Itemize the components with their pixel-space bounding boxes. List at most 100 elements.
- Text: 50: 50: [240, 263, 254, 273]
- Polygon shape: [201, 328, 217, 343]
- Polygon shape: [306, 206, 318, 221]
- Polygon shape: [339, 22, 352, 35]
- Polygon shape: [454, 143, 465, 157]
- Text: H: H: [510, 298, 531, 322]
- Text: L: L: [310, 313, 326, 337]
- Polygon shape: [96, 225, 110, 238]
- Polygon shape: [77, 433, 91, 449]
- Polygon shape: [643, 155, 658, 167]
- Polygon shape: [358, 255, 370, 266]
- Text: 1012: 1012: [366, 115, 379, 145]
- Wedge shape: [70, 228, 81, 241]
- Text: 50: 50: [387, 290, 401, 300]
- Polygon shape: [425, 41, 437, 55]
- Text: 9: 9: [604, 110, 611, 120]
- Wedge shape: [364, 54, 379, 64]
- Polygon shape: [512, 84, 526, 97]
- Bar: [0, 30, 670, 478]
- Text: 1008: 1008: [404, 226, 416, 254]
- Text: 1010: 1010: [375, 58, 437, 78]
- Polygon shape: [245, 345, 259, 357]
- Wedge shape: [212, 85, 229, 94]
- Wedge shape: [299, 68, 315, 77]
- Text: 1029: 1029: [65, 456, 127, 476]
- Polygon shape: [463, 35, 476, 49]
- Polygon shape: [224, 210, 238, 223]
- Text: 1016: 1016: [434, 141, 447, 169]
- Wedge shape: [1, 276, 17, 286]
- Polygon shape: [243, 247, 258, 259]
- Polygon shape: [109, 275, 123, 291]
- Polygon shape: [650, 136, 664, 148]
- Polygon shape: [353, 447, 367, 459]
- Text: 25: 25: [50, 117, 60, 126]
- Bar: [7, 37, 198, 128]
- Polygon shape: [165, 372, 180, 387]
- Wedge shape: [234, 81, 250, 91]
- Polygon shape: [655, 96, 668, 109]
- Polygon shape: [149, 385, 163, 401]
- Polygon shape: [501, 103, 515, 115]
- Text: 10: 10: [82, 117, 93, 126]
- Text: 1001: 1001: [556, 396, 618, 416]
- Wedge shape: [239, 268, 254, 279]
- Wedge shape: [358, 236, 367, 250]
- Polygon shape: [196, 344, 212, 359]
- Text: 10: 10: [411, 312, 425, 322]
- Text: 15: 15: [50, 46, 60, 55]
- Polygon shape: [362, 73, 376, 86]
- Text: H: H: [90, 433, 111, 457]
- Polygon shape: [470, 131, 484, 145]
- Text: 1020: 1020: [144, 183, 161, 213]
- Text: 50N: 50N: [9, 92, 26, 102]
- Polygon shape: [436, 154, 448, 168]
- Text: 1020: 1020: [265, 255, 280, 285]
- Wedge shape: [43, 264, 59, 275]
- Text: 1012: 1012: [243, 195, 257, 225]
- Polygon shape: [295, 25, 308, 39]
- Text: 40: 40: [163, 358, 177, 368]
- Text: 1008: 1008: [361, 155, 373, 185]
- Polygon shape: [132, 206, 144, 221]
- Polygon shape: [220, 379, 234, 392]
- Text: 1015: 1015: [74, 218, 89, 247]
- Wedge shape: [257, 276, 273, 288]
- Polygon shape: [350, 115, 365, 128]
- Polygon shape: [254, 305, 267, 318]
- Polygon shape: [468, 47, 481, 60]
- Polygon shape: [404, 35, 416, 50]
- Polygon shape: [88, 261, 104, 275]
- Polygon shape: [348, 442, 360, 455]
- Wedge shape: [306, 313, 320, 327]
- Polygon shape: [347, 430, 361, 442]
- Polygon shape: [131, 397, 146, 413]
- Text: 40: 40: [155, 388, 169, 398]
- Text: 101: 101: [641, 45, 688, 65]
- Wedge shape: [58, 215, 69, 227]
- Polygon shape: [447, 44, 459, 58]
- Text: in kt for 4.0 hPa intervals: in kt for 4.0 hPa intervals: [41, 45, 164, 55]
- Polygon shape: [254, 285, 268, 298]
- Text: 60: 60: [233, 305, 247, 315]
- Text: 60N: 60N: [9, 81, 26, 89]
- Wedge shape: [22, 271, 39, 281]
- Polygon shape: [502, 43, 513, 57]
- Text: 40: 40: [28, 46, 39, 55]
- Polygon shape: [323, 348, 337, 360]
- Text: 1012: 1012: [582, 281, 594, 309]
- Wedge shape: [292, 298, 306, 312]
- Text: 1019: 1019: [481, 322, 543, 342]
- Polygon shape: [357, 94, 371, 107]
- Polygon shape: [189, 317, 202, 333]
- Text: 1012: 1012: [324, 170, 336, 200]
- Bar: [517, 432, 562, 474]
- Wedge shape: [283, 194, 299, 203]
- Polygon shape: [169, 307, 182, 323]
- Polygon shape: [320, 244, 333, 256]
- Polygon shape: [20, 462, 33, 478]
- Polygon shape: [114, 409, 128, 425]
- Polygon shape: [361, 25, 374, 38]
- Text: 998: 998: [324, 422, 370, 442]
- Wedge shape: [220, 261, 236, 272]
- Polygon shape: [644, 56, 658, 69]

━━━━━━━━

Reproduce every line above word for word, from the first to the last, with no changes.

= WRITTEN SOLUTION =
Itemize the components with their pixel-space bounding boxes. List at most 100 elements.
- Text: 50: 50: [240, 263, 254, 273]
- Polygon shape: [201, 328, 217, 343]
- Polygon shape: [306, 206, 318, 221]
- Polygon shape: [339, 22, 352, 35]
- Polygon shape: [454, 143, 465, 157]
- Text: H: H: [510, 298, 531, 322]
- Text: L: L: [310, 313, 326, 337]
- Polygon shape: [96, 225, 110, 238]
- Polygon shape: [77, 433, 91, 449]
- Polygon shape: [643, 155, 658, 167]
- Polygon shape: [358, 255, 370, 266]
- Text: 1012: 1012: [366, 115, 379, 145]
- Wedge shape: [70, 228, 81, 241]
- Text: 50: 50: [387, 290, 401, 300]
- Polygon shape: [425, 41, 437, 55]
- Text: 9: 9: [604, 110, 611, 120]
- Wedge shape: [364, 54, 379, 64]
- Polygon shape: [512, 84, 526, 97]
- Bar: [0, 30, 670, 478]
- Text: 1008: 1008: [404, 226, 416, 254]
- Text: 1010: 1010: [375, 58, 437, 78]
- Polygon shape: [245, 345, 259, 357]
- Wedge shape: [212, 85, 229, 94]
- Wedge shape: [299, 68, 315, 77]
- Text: 1029: 1029: [65, 456, 127, 476]
- Polygon shape: [463, 35, 476, 49]
- Polygon shape: [224, 210, 238, 223]
- Text: 1016: 1016: [434, 141, 447, 169]
- Wedge shape: [1, 276, 17, 286]
- Polygon shape: [243, 247, 258, 259]
- Polygon shape: [109, 275, 123, 291]
- Polygon shape: [650, 136, 664, 148]
- Polygon shape: [353, 447, 367, 459]
- Text: 25: 25: [50, 117, 60, 126]
- Bar: [7, 37, 198, 128]
- Polygon shape: [165, 372, 180, 387]
- Wedge shape: [234, 81, 250, 91]
- Polygon shape: [655, 96, 668, 109]
- Polygon shape: [149, 385, 163, 401]
- Polygon shape: [501, 103, 515, 115]
- Text: 10: 10: [82, 117, 93, 126]
- Text: 1001: 1001: [556, 396, 618, 416]
- Wedge shape: [239, 268, 254, 279]
- Wedge shape: [358, 236, 367, 250]
- Polygon shape: [196, 344, 212, 359]
- Text: 10: 10: [411, 312, 425, 322]
- Text: 15: 15: [50, 46, 60, 55]
- Polygon shape: [362, 73, 376, 86]
- Text: H: H: [90, 433, 111, 457]
- Polygon shape: [470, 131, 484, 145]
- Text: 1020: 1020: [144, 183, 161, 213]
- Text: 50N: 50N: [9, 92, 26, 102]
- Polygon shape: [436, 154, 448, 168]
- Text: 1020: 1020: [265, 255, 280, 285]
- Wedge shape: [43, 264, 59, 275]
- Text: 1012: 1012: [243, 195, 257, 225]
- Polygon shape: [295, 25, 308, 39]
- Text: 40: 40: [163, 358, 177, 368]
- Text: 1008: 1008: [361, 155, 373, 185]
- Polygon shape: [132, 206, 144, 221]
- Polygon shape: [220, 379, 234, 392]
- Text: 1015: 1015: [74, 218, 89, 247]
- Wedge shape: [257, 276, 273, 288]
- Polygon shape: [350, 115, 365, 128]
- Polygon shape: [254, 305, 267, 318]
- Polygon shape: [468, 47, 481, 60]
- Polygon shape: [404, 35, 416, 50]
- Polygon shape: [88, 261, 104, 275]
- Polygon shape: [348, 442, 360, 455]
- Wedge shape: [306, 313, 320, 327]
- Polygon shape: [347, 430, 361, 442]
- Polygon shape: [131, 397, 146, 413]
- Text: 40: 40: [155, 388, 169, 398]
- Text: 101: 101: [641, 45, 688, 65]
- Wedge shape: [58, 215, 69, 227]
- Polygon shape: [447, 44, 459, 58]
- Text: in kt for 4.0 hPa intervals: in kt for 4.0 hPa intervals: [41, 45, 164, 55]
- Polygon shape: [254, 285, 268, 298]
- Text: 60: 60: [233, 305, 247, 315]
- Text: 60N: 60N: [9, 81, 26, 89]
- Wedge shape: [22, 271, 39, 281]
- Polygon shape: [502, 43, 513, 57]
- Text: 40: 40: [28, 46, 39, 55]
- Polygon shape: [323, 348, 337, 360]
- Text: 1012: 1012: [582, 281, 594, 309]
- Wedge shape: [292, 298, 306, 312]
- Text: 1019: 1019: [481, 322, 543, 342]
- Polygon shape: [357, 94, 371, 107]
- Polygon shape: [189, 317, 202, 333]
- Text: 1012: 1012: [324, 170, 336, 200]
- Bar: [517, 432, 562, 474]
- Wedge shape: [283, 194, 299, 203]
- Polygon shape: [169, 307, 182, 323]
- Polygon shape: [320, 244, 333, 256]
- Polygon shape: [20, 462, 33, 478]
- Polygon shape: [114, 409, 128, 425]
- Polygon shape: [361, 25, 374, 38]
- Text: 998: 998: [324, 422, 370, 442]
- Wedge shape: [220, 261, 236, 272]
- Polygon shape: [644, 56, 658, 69]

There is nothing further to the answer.